§ DATA LINES:
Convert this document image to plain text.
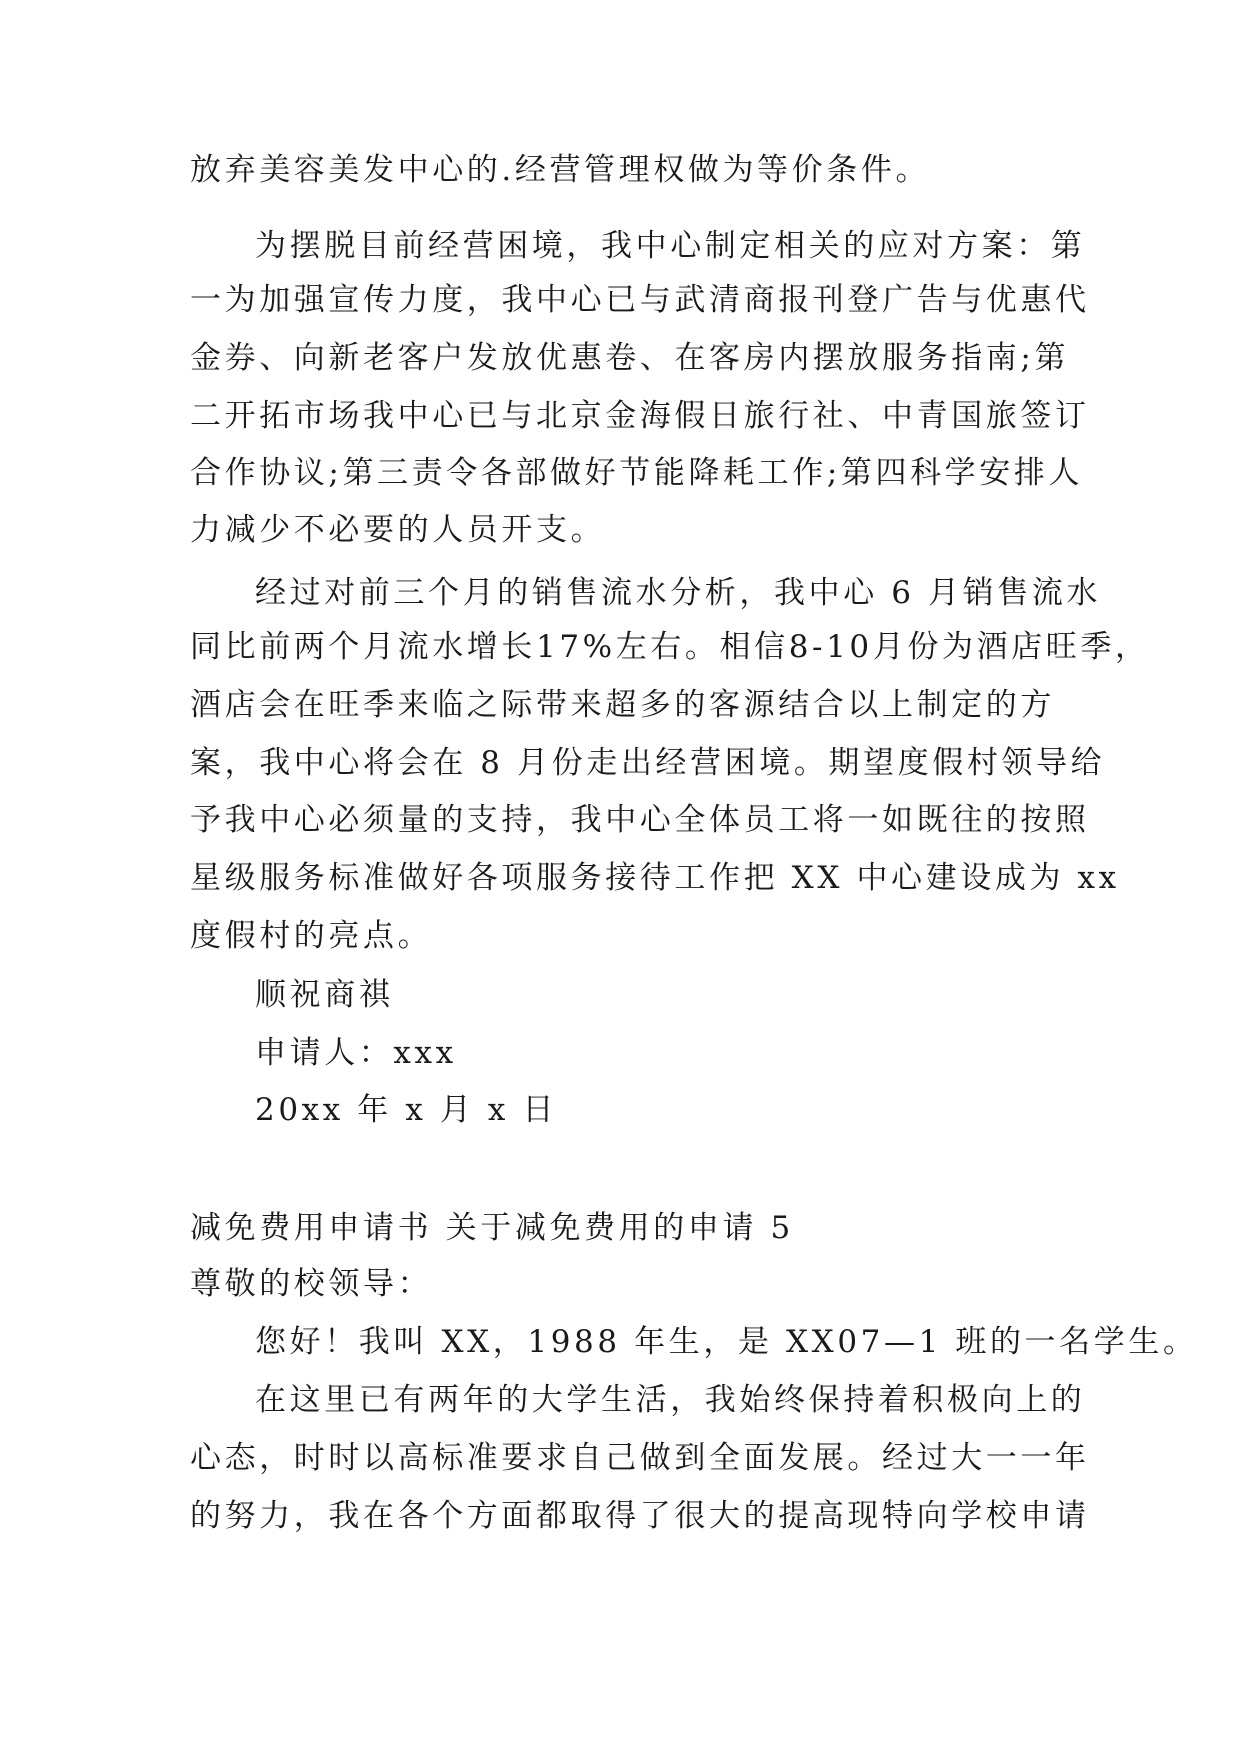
放弃美容美发中心的.经营管理权做为等价条件。
为摆脱目前经营困境，我中心制定相关的应对方案：第
一为加强宣传力度，我中心已与武清商报刊登广告与优惠代
金券、向新老客户发放优惠卷、在客房内摆放服务指南;第
二开拓市场我中心已与北京金海假日旅行社、中青国旅签订
合作协议;第三责令各部做好节能降耗工作;第四科学安排人
力减少不必要的人员开支。
经过对前三个月的销售流水分析，我中心 6 月销售流水
同比前两个月流水增长17%左右。相信8-10月份为酒店旺季，
酒店会在旺季来临之际带来超多的客源结合以上制定的方
案，我中心将会在 8 月份走出经营困境。期望度假村领导给
予我中心必须量的支持，我中心全体员工将一如既往的按照
星级服务标准做好各项服务接待工作把 XX 中心建设成为 xx
度假村的亮点。
顺祝商祺
申请人：xxx
20xx 年 x 月 x 日
减免费用申请书 关于减免费用的申请 5
尊敬的校领导：
您好！我叫 XX，1988 年生，是 XX07—1 班的一名学生。
在这里已有两年的大学生活，我始终保持着积极向上的
心态，时时以高标准要求自己做到全面发展。经过大一一年
的努力，我在各个方面都取得了很大的提高现特向学校申请
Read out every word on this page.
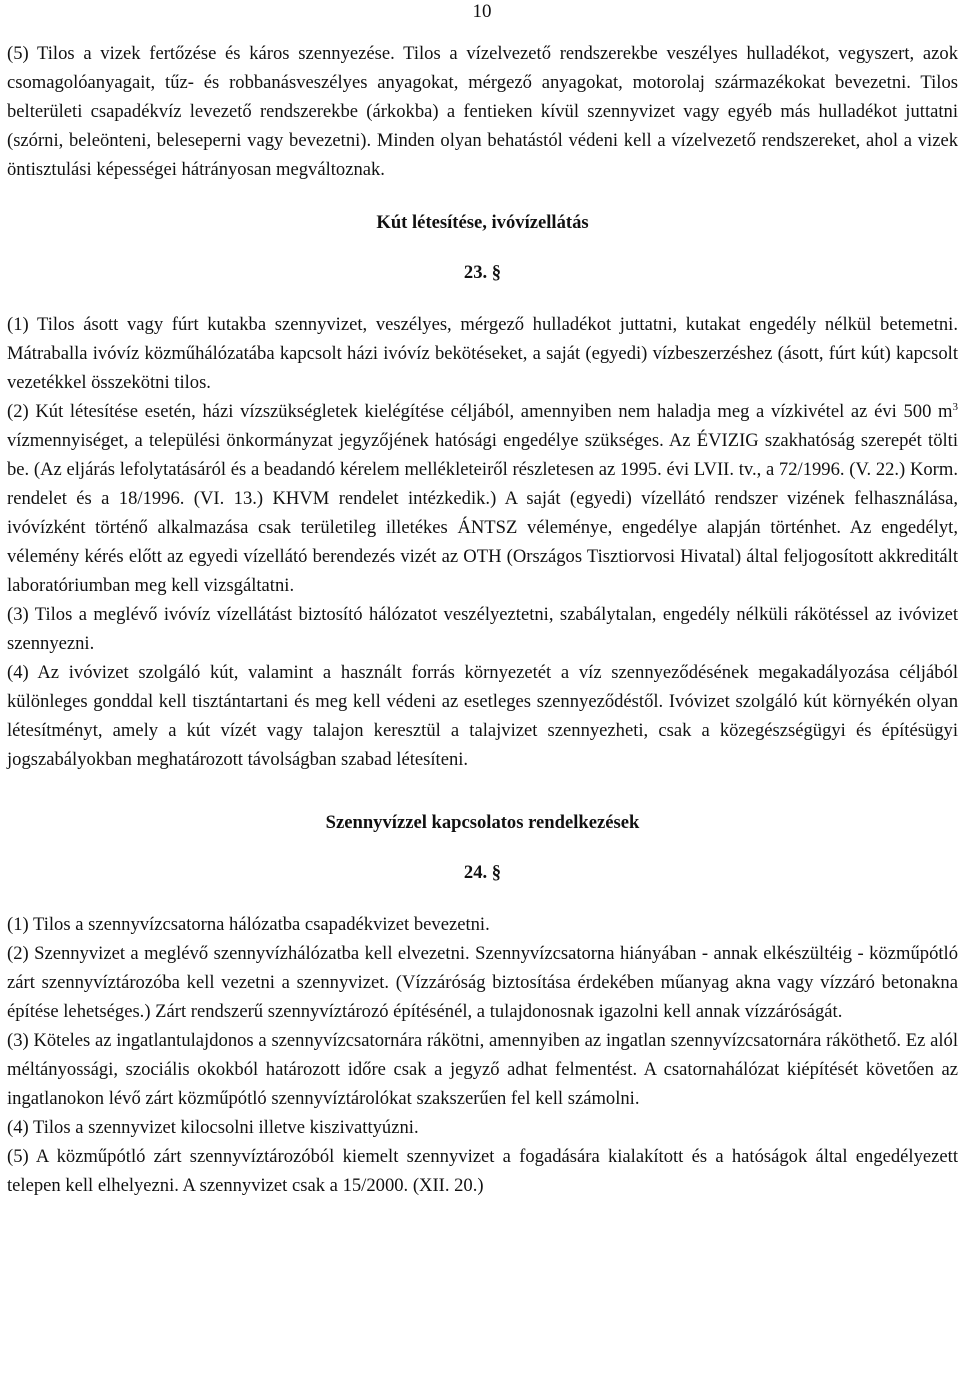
10

(5) Tilos a vizek fertőzése és káros szennyezése. Tilos a vízelvezető rendszerekbe veszélyes hulladékot, vegyszert, azok csomagolóanyagait, tűz- és robbanásveszélyes anyagokat, mérgező anyagokat, motorolaj származékokat bevezetni. Tilos belterületi csapadékvíz levezető rendszerekbe (árkokba) a fentieken kívül szennyvizet vagy egyéb más hulladékot juttatni (szórni, beleönteni, beleseperni vagy bevezetni). Minden olyan behatástól védeni kell a vízelvezető rendszereket, ahol a vizek öntisztulási képességei hátrányosan megváltoznak.

Kút létesítése, ivóvízellátás

23. §

(1) Tilos ásott vagy fúrt kutakba szennyvizet, veszélyes, mérgező hulladékot juttatni, kutakat engedély nélkül betemetni. Mátraballa ivóvíz közműhálózatába kapcsolt házi ivóvíz bekötéseket, a saját (egyedi) vízbeszerzéshez (ásott, fúrt kút) kapcsolt vezetékkel összekötni tilos.

(2) Kút létesítése esetén, házi vízszükségletek kielégítése céljából, amennyiben nem haladja meg a vízkivétel az évi 500 $m^3$ vízmennyiséget, a települési önkormányzat jegyzőjének hatósági engedélye szükséges. Az ÉVIZIG szakhatóság szerepét tölti be. (Az eljárás lefolytatásáról és a beadandó kérelem mellékleteiről részletesen az 1995. évi LVII. tv., a 72/1996. (V. 22.) Korm. rendelet és a 18/1996. (VI. 13.) KHVM rendelet intézkedik.) A saját (egyedi) vízellátó rendszer vizének felhasználása, ivóvízként történő alkalmazása csak területileg illetékes ÁNTSZ véleménye, engedélye alapján történhet. Az engedélyt, vélemény kérés előtt az egyedi vízellátó berendezés vizét az OTH (Országos Tisztiorvosi Hivatal) által feljogosított akkreditált laboratóriumban meg kell vizsgáltatni.

(3) Tilos a meglévő ivóvíz vízellátást biztosító hálózatot veszélyeztetni, szabálytalan, engedély nélküli rákötéssel az ivóvizet szennyezni.

(4) Az ivóvizet szolgáló kút, valamint a használt forrás környezetét a víz szennyeződésének megakadályozása céljából különleges gonddal kell tisztántartani és meg kell védeni az esetleges szennyeződéstől. Ivóvizet szolgáló kút környékén olyan létesítményt, amely a kút vízét vagy talajon keresztül a talajvizet szennyezheti, csak a közegészségügyi és építésügyi jogszabályokban meghatározott távolságban szabad létesíteni.

Szennyvízzel kapcsolatos rendelkezések

24. §

(1) Tilos a szennyvízcsatorna hálózatba csapadékvizet bevezetni.

(2) Szennyvizet a meglévő szennyvízhálózatba kell elvezetni. Szennyvízcsatorna hiányában - annak elkészültéig - közműpótló zárt szennyvíztározóba kell vezetni a szennyvizet. (Vízzáróság biztosítása érdekében műanyag akna vagy vízzáró betonakna építése lehetséges.) Zárt rendszerű szennyvíztározó építésénél, a tulajdonosnak igazolni kell annak vízzáróságát.

(3) Köteles az ingatlantulajdonos a szennyvízcsatornára rákötni, amennyiben az ingatlan szennyvízcsatornára ráköthető. Ez alól méltányossági, szociális okokból határozott időre csak a jegyző adhat felmentést. A csatornahálózat kiépítését követően az ingatlanokon lévő zárt közműpótló szennyvíztárolókat szakszerűen fel kell számolni.

(4) Tilos a szennyvizet kilocsolni illetve kiszivattyúzni.

(5) A közműpótló zárt szennyvíztározóból kiemelt szennyvizet a fogadására kialakított és a hatóságok által engedélyezett telepen kell elhelyezni. A szennyvizet csak a 15/2000. (XII. 20.)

§ YOUR GOAL:
Copy every record character for character. Skip the pictures.

§ OUTPUT OF THE EXERCISE:
Convert this document image to plain text.
放弃美容美发中心的.经营管理权做为等价条件。
为摆脱目前经营困境，我中心制定相关的应对方案：第
一为加强宣传力度，我中心已与武清商报刊登广告与优惠代
金券、向新老客户发放优惠卷、在客房内摆放服务指南;第
二开拓市场我中心已与北京金海假日旅行社、中青国旅签订
合作协议;第三责令各部做好节能降耗工作;第四科学安排人
力减少不必要的人员开支。
经过对前三个月的销售流水分析，我中心 6 月销售流水
同比前两个月流水增长17%左右。相信8-10月份为酒店旺季，
酒店会在旺季来临之际带来超多的客源结合以上制定的方
案，我中心将会在 8 月份走出经营困境。期望度假村领导给
予我中心必须量的支持，我中心全体员工将一如既往的按照
星级服务标准做好各项服务接待工作把 XX 中心建设成为 xx
度假村的亮点。
顺祝商祺
申请人：xxx
20xx 年 x 月 x 日
减免费用申请书 关于减免费用的申请 5
尊敬的校领导：
您好！我叫 XX，1988 年生，是 XX07—1 班的一名学生。
在这里已有两年的大学生活，我始终保持着积极向上的
心态，时时以高标准要求自己做到全面发展。经过大一一年
的努力，我在各个方面都取得了很大的提高现特向学校申请
Read out every word on this page.
10

(5) Tilos a vizek fertőzése és káros szennyezése. Tilos a vízelvezető rendszerekbe veszélyes hulladékot, vegyszert, azok csomagolóanyagait, tűz- és robbanásveszélyes anyagokat, mérgező anyagokat, motorolaj származékokat bevezetni. Tilos belterületi csapadékvíz levezető rendszerekbe (árkokba) a fentieken kívül szennyvizet vagy egyéb más hulladékot juttatni (szórni, beleönteni, beleseperni vagy bevezetni). Minden olyan behatástól védeni kell a vízelvezető rendszereket, ahol a vizek öntisztulási képességei hátrányosan megváltoznak.

Kút létesítése, ivóvízellátás

23. §

(1) Tilos ásott vagy fúrt kutakba szennyvizet, veszélyes, mérgező hulladékot juttatni, kutakat engedély nélkül betemetni. Mátraballa ivóvíz közműhálózatába kapcsolt házi ivóvíz bekötéseket, a saját (egyedi) vízbeszerzéshez (ásott, fúrt kút) kapcsolt vezetékkel összekötni tilos.

(2) Kút létesítése esetén, házi vízszükségletek kielégítése céljából, amennyiben nem haladja meg a vízkivétel az évi 500 $m^3$ vízmennyiséget, a települési önkormányzat jegyzőjének hatósági engedélye szükséges. Az ÉVIZIG szakhatóság szerepét tölti be. (Az eljárás lefolytatásáról és a beadandó kérelem mellékleteiről részletesen az 1995. évi LVII. tv., a 72/1996. (V. 22.) Korm. rendelet és a 18/1996. (VI. 13.) KHVM rendelet intézkedik.) A saját (egyedi) vízellátó rendszer vizének felhasználása, ivóvízként történő alkalmazása csak területileg illetékes ÁNTSZ véleménye, engedélye alapján történhet. Az engedélyt, vélemény kérés előtt az egyedi vízellátó berendezés vizét az OTH (Országos Tisztiorvosi Hivatal) által feljogosított akkreditált laboratóriumban meg kell vizsgáltatni.

(3) Tilos a meglévő ivóvíz vízellátást biztosító hálózatot veszélyeztetni, szabálytalan, engedély nélküli rákötéssel az ivóvizet szennyezni.

(4) Az ivóvizet szolgáló kút, valamint a használt forrás környezetét a víz szennyeződésének megakadályozása céljából különleges gonddal kell tisztántartani és meg kell védeni az esetleges szennyeződéstől. Ivóvizet szolgáló kút környékén olyan létesítményt, amely a kút vízét vagy talajon keresztül a talajvizet szennyezheti, csak a közegészségügyi és építésügyi jogszabályokban meghatározott távolságban szabad létesíteni.

Szennyvízzel kapcsolatos rendelkezések

24. §

(1) Tilos a szennyvízcsatorna hálózatba csapadékvizet bevezetni.

(2) Szennyvizet a meglévő szennyvízhálózatba kell elvezetni. Szennyvízcsatorna hiányában - annak elkészültéig - közműpótló zárt szennyvíztározóba kell vezetni a szennyvizet. (Vízzáróság biztosítása érdekében műanyag akna vagy vízzáró betonakna építése lehetséges.) Zárt rendszerű szennyvíztározó építésénél, a tulajdonosnak igazolni kell annak vízzáróságát.

(3) Köteles az ingatlantulajdonos a szennyvízcsatornára rákötni, amennyiben az ingatlan szennyvízcsatornára ráköthető. Ez alól méltányossági, szociális okokból határozott időre csak a jegyző adhat felmentést. A csatornahálózat kiépítését követően az ingatlanokon lévő zárt közműpótló szennyvíztárolókat szakszerűen fel kell számolni.

(4) Tilos a szennyvizet kilocsolni illetve kiszivattyúzni.

(5) A közműpótló zárt szennyvíztározóból kiemelt szennyvizet a fogadására kialakított és a hatóságok által engedélyezett telepen kell elhelyezni. A szennyvizet csak a 15/2000. (XII. 20.)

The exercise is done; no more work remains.